**Raw records:**
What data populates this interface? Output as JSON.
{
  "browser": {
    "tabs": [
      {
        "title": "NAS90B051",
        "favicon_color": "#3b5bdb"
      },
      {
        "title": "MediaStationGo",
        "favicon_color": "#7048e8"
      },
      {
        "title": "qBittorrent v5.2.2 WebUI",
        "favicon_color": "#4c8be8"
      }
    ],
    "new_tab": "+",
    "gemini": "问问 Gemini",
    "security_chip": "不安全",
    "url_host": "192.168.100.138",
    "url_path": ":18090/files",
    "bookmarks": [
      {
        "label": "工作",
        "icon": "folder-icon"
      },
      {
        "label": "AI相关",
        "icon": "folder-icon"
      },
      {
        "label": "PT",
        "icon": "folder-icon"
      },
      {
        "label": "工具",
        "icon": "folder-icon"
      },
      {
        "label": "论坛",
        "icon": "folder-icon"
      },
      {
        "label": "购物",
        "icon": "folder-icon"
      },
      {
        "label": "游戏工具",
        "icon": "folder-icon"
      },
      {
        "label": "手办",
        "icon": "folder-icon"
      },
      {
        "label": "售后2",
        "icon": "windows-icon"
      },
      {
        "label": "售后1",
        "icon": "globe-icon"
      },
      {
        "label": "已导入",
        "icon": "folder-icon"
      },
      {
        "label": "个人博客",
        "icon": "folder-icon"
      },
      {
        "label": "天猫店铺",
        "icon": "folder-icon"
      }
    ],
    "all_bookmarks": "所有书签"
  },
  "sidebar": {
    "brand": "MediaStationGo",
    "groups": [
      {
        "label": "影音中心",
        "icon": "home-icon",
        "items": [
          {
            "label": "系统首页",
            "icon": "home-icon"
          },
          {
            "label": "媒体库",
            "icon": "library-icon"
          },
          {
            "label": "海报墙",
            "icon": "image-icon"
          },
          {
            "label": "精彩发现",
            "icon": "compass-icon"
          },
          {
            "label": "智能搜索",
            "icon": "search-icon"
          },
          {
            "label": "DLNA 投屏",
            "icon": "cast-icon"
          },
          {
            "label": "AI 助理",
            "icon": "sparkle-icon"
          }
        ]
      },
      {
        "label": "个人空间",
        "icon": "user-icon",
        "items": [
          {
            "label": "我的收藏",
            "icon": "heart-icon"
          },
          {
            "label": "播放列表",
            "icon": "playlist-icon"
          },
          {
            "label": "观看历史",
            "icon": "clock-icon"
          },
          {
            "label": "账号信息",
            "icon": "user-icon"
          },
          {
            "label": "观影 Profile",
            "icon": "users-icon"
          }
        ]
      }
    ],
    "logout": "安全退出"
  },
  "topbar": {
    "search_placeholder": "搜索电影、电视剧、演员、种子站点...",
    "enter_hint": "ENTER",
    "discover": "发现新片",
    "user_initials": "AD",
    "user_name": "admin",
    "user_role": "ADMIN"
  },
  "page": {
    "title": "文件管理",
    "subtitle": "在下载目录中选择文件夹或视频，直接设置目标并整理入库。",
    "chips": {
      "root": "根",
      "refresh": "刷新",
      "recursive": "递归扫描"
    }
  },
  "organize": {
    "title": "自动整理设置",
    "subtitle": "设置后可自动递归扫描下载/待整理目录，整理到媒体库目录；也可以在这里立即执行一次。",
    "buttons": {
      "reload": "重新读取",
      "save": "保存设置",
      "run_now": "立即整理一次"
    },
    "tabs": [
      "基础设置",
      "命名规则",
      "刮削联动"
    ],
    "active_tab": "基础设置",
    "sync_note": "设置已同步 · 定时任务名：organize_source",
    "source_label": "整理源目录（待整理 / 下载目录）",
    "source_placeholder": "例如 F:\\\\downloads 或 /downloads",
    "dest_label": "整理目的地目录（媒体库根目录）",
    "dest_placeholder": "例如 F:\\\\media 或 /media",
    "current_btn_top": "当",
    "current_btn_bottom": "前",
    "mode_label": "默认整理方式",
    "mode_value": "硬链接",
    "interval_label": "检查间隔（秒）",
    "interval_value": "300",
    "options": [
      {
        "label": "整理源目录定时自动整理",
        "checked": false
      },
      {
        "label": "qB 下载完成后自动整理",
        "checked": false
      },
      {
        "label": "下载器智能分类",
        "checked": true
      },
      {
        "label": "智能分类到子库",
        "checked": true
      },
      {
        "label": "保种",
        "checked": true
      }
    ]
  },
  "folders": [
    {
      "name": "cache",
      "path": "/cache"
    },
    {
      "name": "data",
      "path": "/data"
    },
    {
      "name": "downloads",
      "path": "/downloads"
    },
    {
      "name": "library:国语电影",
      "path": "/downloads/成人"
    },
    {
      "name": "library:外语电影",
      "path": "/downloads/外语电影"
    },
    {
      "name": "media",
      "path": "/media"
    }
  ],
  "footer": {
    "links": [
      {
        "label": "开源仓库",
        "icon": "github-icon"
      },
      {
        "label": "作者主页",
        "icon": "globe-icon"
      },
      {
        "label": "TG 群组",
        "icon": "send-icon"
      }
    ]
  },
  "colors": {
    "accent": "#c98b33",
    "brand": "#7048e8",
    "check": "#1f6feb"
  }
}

**What this task involves:** Across the records above, count the lines holding "MediaStationGo" and reply with that number alone.

**Answer:** 2